Aim of the exercise: Can all of these lines be returned exactly?

Entries supplied:
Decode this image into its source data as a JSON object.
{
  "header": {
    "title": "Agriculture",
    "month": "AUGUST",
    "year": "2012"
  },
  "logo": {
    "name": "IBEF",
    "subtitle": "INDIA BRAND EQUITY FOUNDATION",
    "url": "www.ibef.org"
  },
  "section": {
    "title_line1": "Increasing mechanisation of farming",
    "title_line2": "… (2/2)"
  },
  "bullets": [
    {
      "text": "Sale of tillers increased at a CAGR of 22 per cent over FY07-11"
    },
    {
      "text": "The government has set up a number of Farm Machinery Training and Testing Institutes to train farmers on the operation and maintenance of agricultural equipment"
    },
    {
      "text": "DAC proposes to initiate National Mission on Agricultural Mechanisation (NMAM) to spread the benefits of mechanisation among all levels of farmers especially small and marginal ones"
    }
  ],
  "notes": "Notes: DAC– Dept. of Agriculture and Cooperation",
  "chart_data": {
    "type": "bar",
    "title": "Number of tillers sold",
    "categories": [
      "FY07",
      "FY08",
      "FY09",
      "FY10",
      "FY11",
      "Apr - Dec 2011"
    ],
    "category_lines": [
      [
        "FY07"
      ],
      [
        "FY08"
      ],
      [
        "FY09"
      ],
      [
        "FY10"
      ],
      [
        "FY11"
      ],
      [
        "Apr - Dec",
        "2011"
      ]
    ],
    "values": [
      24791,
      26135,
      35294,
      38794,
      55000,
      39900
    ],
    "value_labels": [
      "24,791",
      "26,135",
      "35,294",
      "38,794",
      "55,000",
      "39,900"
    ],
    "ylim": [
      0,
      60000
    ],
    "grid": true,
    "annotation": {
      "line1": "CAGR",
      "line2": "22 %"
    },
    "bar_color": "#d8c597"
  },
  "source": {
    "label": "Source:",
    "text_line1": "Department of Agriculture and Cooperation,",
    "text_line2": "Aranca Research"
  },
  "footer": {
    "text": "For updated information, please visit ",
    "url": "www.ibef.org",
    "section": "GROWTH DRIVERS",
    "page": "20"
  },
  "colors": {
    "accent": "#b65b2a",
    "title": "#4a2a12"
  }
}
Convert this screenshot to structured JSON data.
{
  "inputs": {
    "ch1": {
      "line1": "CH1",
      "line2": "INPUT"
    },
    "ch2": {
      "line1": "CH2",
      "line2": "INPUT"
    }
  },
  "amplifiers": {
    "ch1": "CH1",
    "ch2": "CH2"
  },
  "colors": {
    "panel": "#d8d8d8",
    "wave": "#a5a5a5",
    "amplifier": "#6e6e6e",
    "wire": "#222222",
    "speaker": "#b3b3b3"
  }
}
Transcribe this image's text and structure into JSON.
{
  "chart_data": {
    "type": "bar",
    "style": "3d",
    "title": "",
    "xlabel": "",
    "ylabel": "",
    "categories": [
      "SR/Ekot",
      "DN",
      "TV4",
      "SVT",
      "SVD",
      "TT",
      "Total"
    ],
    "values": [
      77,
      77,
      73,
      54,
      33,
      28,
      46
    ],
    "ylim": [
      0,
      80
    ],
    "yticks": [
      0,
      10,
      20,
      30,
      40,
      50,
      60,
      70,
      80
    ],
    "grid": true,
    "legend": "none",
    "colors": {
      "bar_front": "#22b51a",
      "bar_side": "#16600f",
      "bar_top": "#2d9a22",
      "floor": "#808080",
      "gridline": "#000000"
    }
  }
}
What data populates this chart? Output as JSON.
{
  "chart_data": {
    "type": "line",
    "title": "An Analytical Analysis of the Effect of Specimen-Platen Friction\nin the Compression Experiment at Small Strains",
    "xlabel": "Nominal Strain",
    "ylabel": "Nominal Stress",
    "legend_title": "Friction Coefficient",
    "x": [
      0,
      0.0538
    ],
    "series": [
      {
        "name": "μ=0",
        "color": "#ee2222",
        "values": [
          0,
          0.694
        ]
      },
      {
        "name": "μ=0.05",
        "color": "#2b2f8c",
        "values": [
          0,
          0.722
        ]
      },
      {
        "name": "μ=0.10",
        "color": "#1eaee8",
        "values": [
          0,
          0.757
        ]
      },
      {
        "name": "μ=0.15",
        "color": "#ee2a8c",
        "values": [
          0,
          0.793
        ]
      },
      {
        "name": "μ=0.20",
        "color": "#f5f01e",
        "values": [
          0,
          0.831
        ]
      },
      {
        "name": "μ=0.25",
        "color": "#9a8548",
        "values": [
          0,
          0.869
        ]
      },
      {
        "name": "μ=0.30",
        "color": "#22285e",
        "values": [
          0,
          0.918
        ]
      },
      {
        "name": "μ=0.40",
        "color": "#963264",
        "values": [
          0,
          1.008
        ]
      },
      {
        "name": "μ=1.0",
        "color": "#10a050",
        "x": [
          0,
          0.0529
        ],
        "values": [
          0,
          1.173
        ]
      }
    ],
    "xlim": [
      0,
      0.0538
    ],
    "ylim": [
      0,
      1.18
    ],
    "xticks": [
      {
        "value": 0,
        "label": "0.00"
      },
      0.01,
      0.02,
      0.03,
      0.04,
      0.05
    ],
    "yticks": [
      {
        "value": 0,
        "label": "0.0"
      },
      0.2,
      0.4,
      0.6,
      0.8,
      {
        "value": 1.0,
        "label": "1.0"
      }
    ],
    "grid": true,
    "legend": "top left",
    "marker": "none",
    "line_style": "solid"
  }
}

Answer for the task:
Decode this image into its source data as a JSON object.
{
  "header": {
    "title": "Agriculture",
    "month": "AUGUST",
    "year": "2012"
  },
  "logo": {
    "name": "IBEF",
    "subtitle": "INDIA BRAND EQUITY FOUNDATION",
    "url": "www.ibef.org"
  },
  "section": {
    "title_line1": "Increasing mechanisation of farming",
    "title_line2": "… (2/2)"
  },
  "bullets": [
    {
      "text": "Sale of tillers increased at a CAGR of 22 per cent over FY07-11"
    },
    {
      "text": "The government has set up a number of Farm Machinery Training and Testing Institutes to train farmers on the operation and maintenance of agricultural equipment"
    },
    {
      "text": "DAC proposes to initiate National Mission on Agricultural Mechanisation (NMAM) to spread the benefits of mechanisation among all levels of farmers especially small and marginal ones"
    }
  ],
  "notes": "Notes: DAC– Dept. of Agriculture and Cooperation",
  "chart_data": {
    "type": "bar",
    "title": "Number of tillers sold",
    "categories": [
      "FY07",
      "FY08",
      "FY09",
      "FY10",
      "FY11",
      "Apr - Dec 2011"
    ],
    "category_lines": [
      [
        "FY07"
      ],
      [
        "FY08"
      ],
      [
        "FY09"
      ],
      [
        "FY10"
      ],
      [
        "FY11"
      ],
      [
        "Apr - Dec",
        "2011"
      ]
    ],
    "values": [
      24791,
      26135,
      35294,
      38794,
      55000,
      39900
    ],
    "value_labels": [
      "24,791",
      "26,135",
      "35,294",
      "38,794",
      "55,000",
      "39,900"
    ],
    "ylim": [
      0,
      60000
    ],
    "grid": true,
    "annotation": {
      "line1": "CAGR",
      "line2": "22 %"
    },
    "bar_color": "#d8c597"
  },
  "source": {
    "label": "Source:",
    "text_line1": "Department of Agriculture and Cooperation,",
    "text_line2": "Aranca Research"
  },
  "footer": {
    "text": "For updated information, please visit ",
    "url": "www.ibef.org",
    "section": "GROWTH DRIVERS",
    "page": "20"
  },
  "colors": {
    "accent": "#b65b2a",
    "title": "#4a2a12"
  }
}
Convert this screenshot to structured JSON data.
{
  "inputs": {
    "ch1": {
      "line1": "CH1",
      "line2": "INPUT"
    },
    "ch2": {
      "line1": "CH2",
      "line2": "INPUT"
    }
  },
  "amplifiers": {
    "ch1": "CH1",
    "ch2": "CH2"
  },
  "colors": {
    "panel": "#d8d8d8",
    "wave": "#a5a5a5",
    "amplifier": "#6e6e6e",
    "wire": "#222222",
    "speaker": "#b3b3b3"
  }
}
Transcribe this image's text and structure into JSON.
{
  "chart_data": {
    "type": "bar",
    "style": "3d",
    "title": "",
    "xlabel": "",
    "ylabel": "",
    "categories": [
      "SR/Ekot",
      "DN",
      "TV4",
      "SVT",
      "SVD",
      "TT",
      "Total"
    ],
    "values": [
      77,
      77,
      73,
      54,
      33,
      28,
      46
    ],
    "ylim": [
      0,
      80
    ],
    "yticks": [
      0,
      10,
      20,
      30,
      40,
      50,
      60,
      70,
      80
    ],
    "grid": true,
    "legend": "none",
    "colors": {
      "bar_front": "#22b51a",
      "bar_side": "#16600f",
      "bar_top": "#2d9a22",
      "floor": "#808080",
      "gridline": "#000000"
    }
  }
}
What data populates this chart? Output as JSON.
{
  "chart_data": {
    "type": "line",
    "title": "An Analytical Analysis of the Effect of Specimen-Platen Friction\nin the Compression Experiment at Small Strains",
    "xlabel": "Nominal Strain",
    "ylabel": "Nominal Stress",
    "legend_title": "Friction Coefficient",
    "x": [
      0,
      0.0538
    ],
    "series": [
      {
        "name": "μ=0",
        "color": "#ee2222",
        "values": [
          0,
          0.694
        ]
      },
      {
        "name": "μ=0.05",
        "color": "#2b2f8c",
        "values": [
          0,
          0.722
        ]
      },
      {
        "name": "μ=0.10",
        "color": "#1eaee8",
        "values": [
          0,
          0.757
        ]
      },
      {
        "name": "μ=0.15",
        "color": "#ee2a8c",
        "values": [
          0,
          0.793
        ]
      },
      {
        "name": "μ=0.20",
        "color": "#f5f01e",
        "values": [
          0,
          0.831
        ]
      },
      {
        "name": "μ=0.25",
        "color": "#9a8548",
        "values": [
          0,
          0.869
        ]
      },
      {
        "name": "μ=0.30",
        "color": "#22285e",
        "values": [
          0,
          0.918
        ]
      },
      {
        "name": "μ=0.40",
        "color": "#963264",
        "values": [
          0,
          1.008
        ]
      },
      {
        "name": "μ=1.0",
        "color": "#10a050",
        "x": [
          0,
          0.0529
        ],
        "values": [
          0,
          1.173
        ]
      }
    ],
    "xlim": [
      0,
      0.0538
    ],
    "ylim": [
      0,
      1.18
    ],
    "xticks": [
      {
        "value": 0,
        "label": "0.00"
      },
      0.01,
      0.02,
      0.03,
      0.04,
      0.05
    ],
    "yticks": [
      {
        "value": 0,
        "label": "0.0"
      },
      0.2,
      0.4,
      0.6,
      0.8,
      {
        "value": 1.0,
        "label": "1.0"
      }
    ],
    "grid": true,
    "legend": "top left",
    "marker": "none",
    "line_style": "solid"
  }
}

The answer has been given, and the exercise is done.